_AIM OF THE TASK_
Pick out each line below containing "JSON".

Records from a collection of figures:
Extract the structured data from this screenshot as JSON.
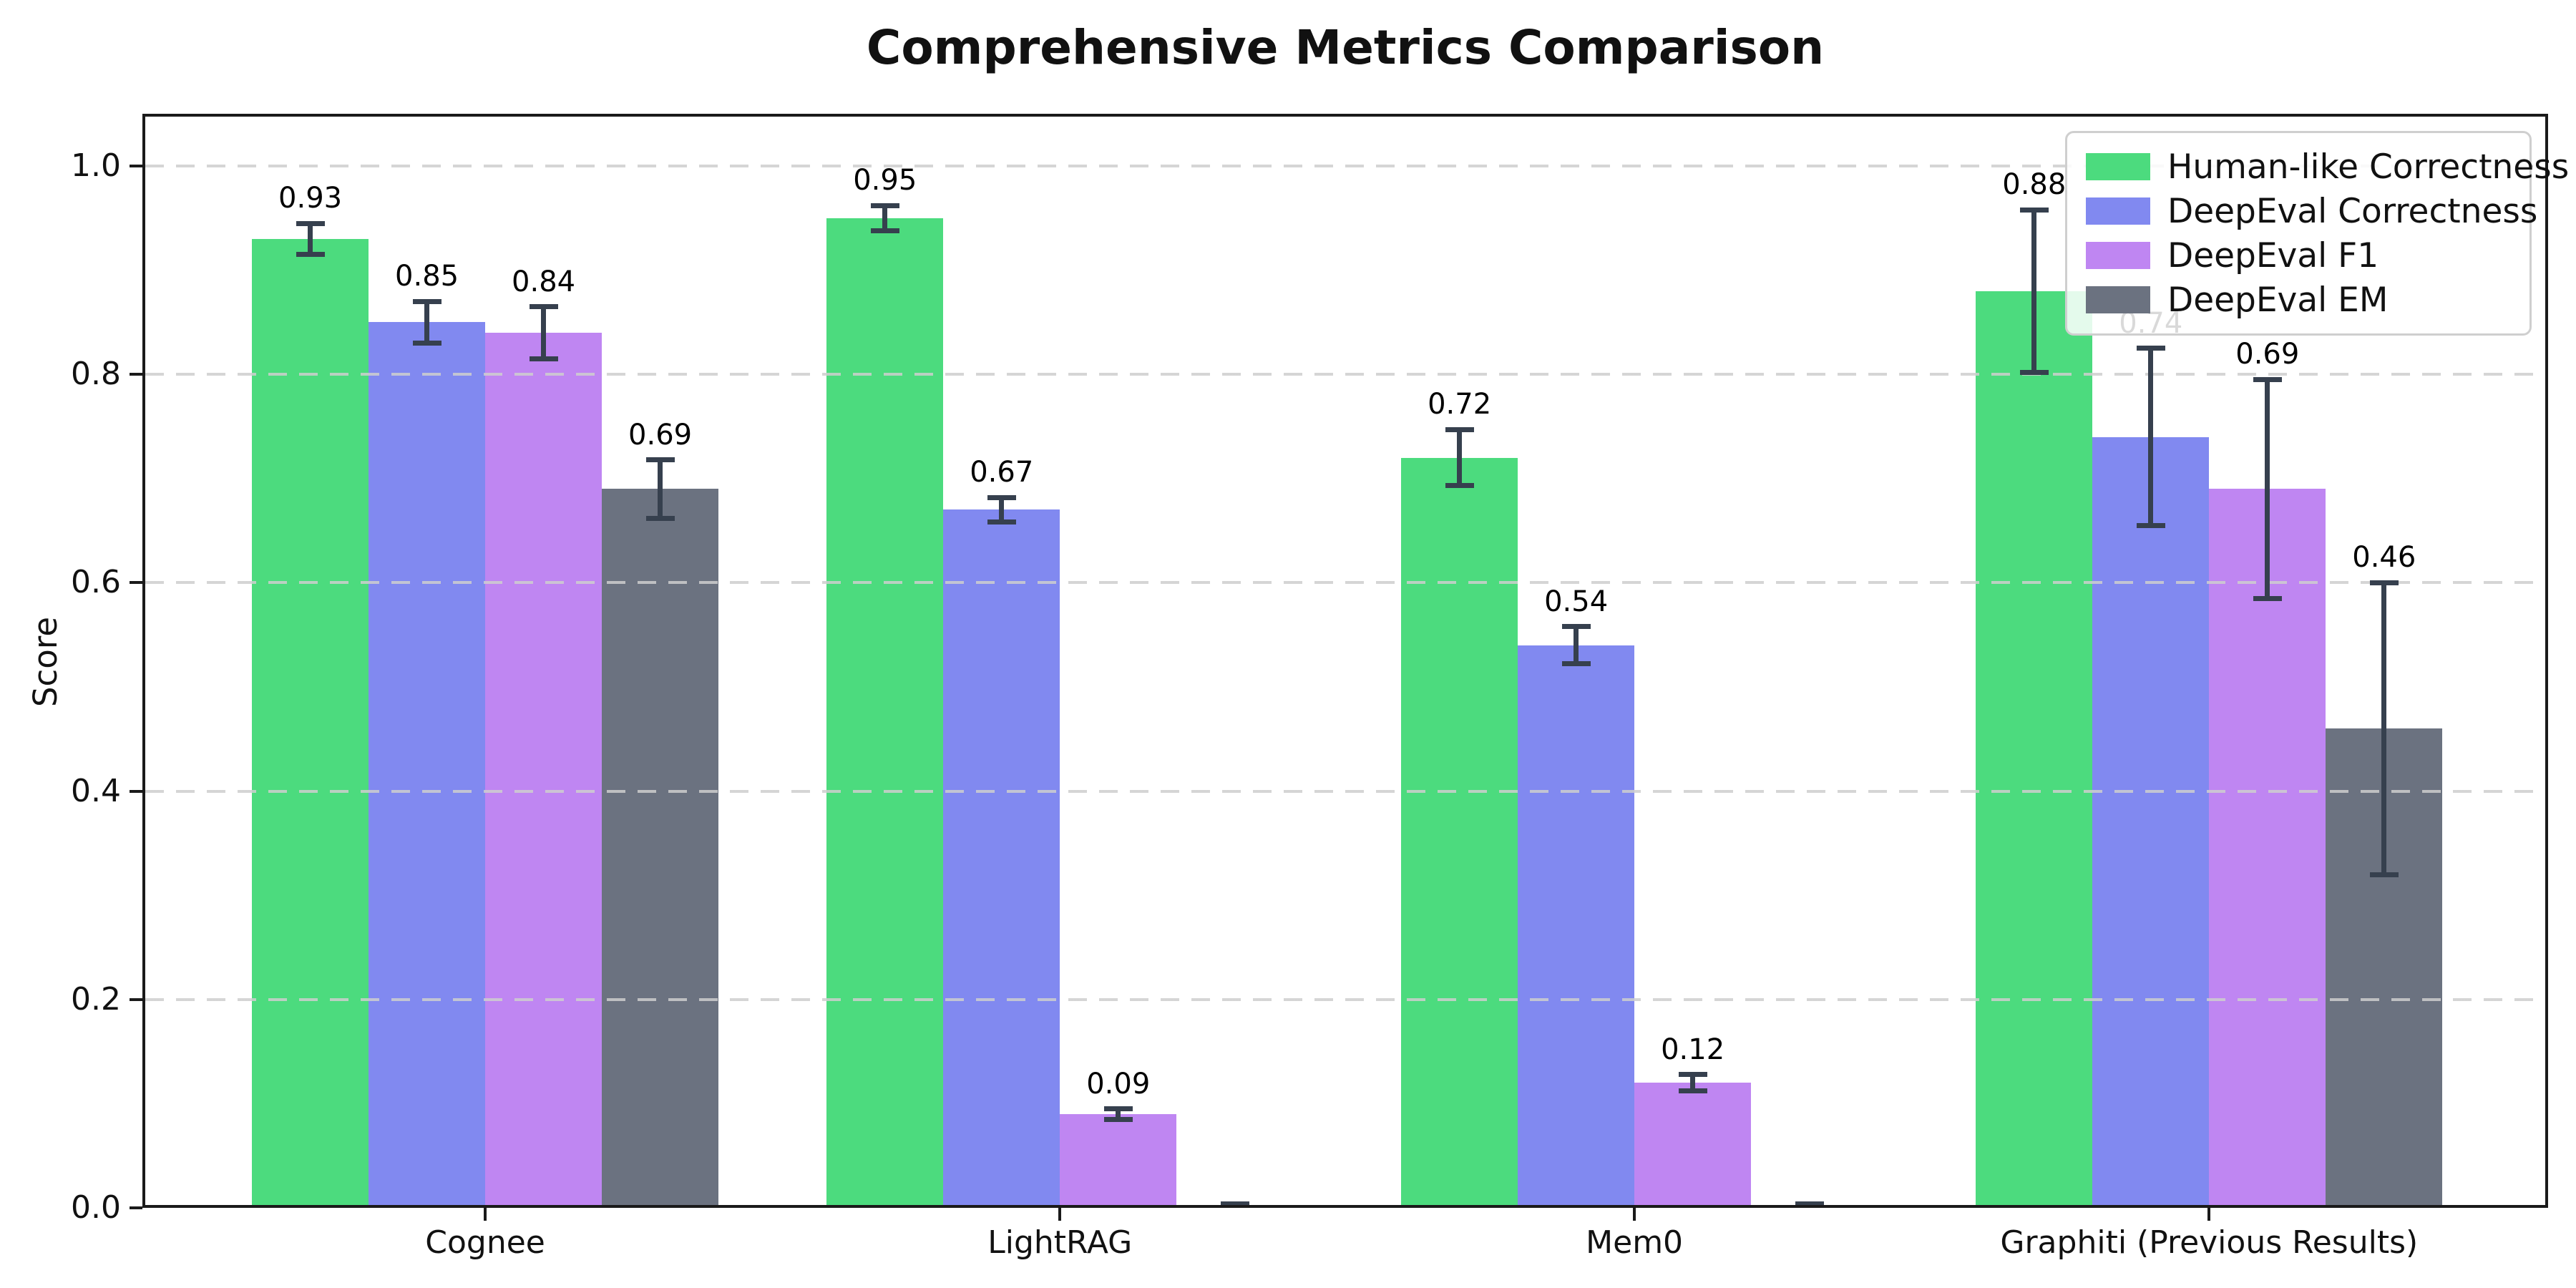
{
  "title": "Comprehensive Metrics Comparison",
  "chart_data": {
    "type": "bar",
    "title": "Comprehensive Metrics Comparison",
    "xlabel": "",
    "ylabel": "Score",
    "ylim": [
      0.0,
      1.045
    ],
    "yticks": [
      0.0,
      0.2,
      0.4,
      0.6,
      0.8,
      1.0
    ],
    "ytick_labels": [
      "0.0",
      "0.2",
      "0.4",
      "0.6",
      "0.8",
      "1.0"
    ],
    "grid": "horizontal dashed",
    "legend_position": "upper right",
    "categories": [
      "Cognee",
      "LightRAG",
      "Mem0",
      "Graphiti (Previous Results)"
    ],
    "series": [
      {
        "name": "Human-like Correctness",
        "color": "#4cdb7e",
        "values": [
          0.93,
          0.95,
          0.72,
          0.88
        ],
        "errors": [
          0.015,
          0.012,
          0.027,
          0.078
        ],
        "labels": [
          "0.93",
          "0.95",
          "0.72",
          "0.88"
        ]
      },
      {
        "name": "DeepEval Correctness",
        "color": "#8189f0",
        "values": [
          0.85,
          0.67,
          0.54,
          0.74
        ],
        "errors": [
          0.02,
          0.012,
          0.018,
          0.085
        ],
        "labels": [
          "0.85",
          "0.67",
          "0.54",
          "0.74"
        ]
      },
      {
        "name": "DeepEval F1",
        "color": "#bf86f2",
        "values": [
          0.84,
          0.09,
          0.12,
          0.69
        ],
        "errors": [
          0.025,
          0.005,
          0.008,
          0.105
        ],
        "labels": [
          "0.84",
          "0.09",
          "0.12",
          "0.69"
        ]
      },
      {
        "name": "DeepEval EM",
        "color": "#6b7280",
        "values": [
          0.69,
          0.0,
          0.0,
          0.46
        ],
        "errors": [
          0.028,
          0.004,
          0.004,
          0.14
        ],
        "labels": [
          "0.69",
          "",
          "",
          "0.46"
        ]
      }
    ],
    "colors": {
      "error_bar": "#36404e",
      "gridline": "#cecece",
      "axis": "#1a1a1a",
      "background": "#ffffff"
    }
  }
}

---

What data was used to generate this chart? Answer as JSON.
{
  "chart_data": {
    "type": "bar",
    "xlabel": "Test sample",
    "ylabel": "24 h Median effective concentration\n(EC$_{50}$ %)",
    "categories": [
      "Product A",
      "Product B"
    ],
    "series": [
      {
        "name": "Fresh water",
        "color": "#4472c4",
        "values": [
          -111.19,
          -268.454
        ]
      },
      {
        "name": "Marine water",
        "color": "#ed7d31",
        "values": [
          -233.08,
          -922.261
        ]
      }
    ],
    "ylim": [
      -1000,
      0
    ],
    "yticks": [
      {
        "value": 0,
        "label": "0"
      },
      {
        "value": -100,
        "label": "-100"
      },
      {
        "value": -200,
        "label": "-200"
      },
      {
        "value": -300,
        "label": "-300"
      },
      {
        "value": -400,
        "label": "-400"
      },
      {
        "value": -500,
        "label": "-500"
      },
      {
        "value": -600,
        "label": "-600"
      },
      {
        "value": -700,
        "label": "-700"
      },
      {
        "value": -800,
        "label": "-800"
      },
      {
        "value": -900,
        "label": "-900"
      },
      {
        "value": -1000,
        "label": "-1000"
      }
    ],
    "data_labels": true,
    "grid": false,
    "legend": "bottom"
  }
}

--

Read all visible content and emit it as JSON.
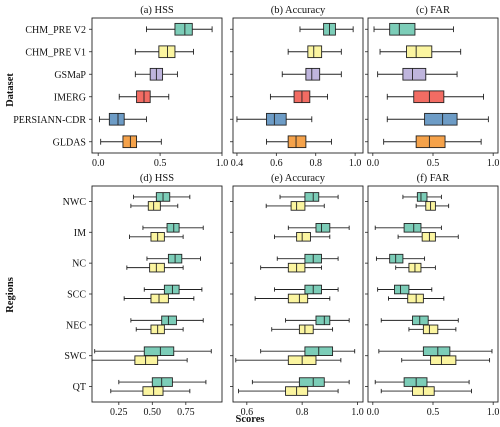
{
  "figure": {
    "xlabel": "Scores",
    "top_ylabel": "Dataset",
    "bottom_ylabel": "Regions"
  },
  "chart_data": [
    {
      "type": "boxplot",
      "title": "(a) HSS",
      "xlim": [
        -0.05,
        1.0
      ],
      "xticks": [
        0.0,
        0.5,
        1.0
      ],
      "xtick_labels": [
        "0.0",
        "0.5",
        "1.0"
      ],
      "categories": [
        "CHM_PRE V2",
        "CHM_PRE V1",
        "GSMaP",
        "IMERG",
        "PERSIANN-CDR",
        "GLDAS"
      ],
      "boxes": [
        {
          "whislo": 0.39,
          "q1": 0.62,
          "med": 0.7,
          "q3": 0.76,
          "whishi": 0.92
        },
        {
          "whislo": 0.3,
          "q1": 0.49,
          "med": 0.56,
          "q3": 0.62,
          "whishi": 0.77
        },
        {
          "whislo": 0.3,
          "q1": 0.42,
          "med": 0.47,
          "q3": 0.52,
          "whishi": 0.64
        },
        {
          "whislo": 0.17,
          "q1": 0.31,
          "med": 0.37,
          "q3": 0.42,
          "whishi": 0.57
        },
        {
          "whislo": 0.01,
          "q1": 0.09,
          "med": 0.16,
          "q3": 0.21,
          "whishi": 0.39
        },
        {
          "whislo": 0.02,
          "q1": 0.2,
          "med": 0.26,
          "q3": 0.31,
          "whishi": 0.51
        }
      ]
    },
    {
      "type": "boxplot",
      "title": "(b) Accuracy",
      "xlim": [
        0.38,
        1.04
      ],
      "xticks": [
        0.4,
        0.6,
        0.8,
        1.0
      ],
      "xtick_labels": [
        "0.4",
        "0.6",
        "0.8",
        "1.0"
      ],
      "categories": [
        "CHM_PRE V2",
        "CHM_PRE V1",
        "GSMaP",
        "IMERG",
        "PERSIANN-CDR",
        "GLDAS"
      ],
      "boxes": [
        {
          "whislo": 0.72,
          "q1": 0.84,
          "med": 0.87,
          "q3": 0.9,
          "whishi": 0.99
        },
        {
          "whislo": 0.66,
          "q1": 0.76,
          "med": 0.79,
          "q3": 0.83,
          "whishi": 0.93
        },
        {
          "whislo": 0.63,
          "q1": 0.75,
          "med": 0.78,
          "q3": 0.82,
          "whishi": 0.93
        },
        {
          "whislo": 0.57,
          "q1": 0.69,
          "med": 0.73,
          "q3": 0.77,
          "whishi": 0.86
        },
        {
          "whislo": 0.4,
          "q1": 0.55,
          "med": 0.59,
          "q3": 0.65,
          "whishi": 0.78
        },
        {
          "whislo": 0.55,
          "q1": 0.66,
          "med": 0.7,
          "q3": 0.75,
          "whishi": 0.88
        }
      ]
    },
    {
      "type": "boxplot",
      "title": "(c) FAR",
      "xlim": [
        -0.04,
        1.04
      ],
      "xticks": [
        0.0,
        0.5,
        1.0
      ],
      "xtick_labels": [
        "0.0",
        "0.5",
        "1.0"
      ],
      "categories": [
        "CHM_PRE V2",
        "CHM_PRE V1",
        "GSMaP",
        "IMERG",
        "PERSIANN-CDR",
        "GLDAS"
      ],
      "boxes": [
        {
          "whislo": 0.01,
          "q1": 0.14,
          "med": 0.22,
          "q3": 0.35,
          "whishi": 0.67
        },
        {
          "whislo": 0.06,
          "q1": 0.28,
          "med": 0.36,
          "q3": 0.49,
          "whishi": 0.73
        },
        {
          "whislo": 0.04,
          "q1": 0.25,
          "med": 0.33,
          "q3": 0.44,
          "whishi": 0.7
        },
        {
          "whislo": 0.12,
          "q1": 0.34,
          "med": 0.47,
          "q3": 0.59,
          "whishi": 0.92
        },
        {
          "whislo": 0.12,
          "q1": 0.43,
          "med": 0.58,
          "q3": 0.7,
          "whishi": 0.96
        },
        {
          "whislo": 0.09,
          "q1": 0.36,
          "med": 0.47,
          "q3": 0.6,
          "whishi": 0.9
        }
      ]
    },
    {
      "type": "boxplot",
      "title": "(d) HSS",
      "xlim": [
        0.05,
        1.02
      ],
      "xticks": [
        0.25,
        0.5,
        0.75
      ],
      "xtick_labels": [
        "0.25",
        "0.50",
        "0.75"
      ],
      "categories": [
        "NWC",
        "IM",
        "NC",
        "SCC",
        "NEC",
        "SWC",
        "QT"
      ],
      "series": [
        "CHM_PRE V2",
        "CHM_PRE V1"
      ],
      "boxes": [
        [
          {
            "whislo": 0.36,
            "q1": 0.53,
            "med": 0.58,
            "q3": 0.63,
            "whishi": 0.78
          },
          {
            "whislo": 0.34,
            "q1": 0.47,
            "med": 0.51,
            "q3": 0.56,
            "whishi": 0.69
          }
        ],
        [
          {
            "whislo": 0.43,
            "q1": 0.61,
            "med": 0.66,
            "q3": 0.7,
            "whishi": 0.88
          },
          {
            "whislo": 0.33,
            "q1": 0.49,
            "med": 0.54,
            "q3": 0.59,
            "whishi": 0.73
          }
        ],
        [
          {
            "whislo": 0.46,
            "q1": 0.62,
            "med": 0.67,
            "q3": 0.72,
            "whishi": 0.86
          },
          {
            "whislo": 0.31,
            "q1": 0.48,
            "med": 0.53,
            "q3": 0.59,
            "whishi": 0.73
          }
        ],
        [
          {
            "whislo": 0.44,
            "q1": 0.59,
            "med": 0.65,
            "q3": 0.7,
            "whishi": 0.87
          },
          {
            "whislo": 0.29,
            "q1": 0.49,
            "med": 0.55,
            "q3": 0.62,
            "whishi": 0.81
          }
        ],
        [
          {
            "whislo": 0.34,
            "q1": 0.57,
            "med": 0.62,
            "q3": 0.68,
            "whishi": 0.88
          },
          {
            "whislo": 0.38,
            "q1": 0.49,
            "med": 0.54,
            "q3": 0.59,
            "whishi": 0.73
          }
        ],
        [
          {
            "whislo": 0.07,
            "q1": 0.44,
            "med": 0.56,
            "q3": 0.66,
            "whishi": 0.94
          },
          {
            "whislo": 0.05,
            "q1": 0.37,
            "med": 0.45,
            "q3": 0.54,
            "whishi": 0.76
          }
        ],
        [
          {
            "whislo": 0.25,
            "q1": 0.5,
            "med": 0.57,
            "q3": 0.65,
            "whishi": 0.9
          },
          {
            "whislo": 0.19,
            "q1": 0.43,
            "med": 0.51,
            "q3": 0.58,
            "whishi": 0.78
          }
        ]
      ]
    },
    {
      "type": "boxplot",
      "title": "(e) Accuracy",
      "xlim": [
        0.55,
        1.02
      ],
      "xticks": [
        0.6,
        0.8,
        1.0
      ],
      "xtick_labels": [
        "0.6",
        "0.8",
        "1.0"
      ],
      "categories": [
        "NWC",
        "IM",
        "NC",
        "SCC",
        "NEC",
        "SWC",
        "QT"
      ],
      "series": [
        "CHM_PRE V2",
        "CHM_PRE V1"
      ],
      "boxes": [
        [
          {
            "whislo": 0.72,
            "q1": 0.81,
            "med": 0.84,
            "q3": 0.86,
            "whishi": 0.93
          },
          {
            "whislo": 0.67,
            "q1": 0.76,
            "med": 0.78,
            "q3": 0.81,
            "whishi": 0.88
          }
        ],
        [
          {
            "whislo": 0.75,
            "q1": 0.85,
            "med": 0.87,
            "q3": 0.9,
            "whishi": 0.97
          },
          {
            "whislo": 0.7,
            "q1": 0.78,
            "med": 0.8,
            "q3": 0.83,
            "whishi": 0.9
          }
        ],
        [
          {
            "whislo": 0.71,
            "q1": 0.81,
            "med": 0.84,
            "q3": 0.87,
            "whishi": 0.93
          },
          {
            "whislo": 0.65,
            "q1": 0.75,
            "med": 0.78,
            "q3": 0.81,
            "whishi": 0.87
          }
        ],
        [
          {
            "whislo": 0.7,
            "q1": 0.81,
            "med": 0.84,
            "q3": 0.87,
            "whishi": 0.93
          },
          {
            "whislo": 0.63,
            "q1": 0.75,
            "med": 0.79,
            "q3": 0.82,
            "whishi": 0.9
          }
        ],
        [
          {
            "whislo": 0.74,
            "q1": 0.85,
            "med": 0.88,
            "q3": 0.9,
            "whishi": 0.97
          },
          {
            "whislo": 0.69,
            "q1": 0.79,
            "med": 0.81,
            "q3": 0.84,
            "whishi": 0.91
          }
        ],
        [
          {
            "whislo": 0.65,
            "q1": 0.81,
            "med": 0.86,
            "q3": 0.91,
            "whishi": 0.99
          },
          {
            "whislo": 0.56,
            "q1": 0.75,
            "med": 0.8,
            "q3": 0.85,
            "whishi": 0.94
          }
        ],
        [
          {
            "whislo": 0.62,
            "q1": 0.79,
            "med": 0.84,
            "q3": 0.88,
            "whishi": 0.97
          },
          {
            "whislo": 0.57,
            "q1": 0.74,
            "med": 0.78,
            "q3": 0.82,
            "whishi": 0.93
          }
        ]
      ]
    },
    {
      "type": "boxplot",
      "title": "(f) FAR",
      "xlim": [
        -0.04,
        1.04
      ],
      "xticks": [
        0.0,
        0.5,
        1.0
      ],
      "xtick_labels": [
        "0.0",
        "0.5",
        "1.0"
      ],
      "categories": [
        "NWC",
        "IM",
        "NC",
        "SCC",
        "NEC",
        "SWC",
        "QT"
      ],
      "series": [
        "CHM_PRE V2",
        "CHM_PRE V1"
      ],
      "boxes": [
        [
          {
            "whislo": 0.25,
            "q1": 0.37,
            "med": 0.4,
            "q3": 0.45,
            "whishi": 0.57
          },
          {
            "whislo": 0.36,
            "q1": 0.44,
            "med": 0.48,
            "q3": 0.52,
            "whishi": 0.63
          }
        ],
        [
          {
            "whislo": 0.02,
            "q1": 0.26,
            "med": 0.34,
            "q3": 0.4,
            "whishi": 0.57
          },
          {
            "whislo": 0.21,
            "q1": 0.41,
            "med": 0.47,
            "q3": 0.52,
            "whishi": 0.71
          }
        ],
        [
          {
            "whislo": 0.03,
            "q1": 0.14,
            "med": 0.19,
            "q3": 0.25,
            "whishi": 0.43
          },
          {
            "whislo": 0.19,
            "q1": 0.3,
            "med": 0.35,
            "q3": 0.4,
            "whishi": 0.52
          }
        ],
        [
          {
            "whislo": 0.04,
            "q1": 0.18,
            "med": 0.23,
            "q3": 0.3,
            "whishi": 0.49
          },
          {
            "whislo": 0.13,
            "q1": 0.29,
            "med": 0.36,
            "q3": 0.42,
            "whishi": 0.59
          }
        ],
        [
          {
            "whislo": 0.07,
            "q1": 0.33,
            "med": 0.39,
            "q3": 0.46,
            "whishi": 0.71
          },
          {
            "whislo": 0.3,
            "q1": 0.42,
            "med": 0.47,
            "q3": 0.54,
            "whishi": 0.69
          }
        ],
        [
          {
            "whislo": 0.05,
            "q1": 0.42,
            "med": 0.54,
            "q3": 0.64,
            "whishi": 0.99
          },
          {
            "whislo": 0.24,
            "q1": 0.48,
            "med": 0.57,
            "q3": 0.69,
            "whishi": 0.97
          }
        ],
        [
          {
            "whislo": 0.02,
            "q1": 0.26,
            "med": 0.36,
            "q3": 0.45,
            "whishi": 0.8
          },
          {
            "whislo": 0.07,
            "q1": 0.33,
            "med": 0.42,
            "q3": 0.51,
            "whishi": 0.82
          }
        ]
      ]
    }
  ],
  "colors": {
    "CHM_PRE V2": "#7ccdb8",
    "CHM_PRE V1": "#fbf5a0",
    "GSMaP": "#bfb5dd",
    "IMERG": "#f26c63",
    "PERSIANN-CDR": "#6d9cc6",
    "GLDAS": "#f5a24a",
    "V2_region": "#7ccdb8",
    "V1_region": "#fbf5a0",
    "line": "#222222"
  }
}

_CORRECT OUTPUT_
Extract the structured data from this screenshot as JSON.
What data was used to generate this chart? Answer as JSON.
Read all visible content and emit it as JSON.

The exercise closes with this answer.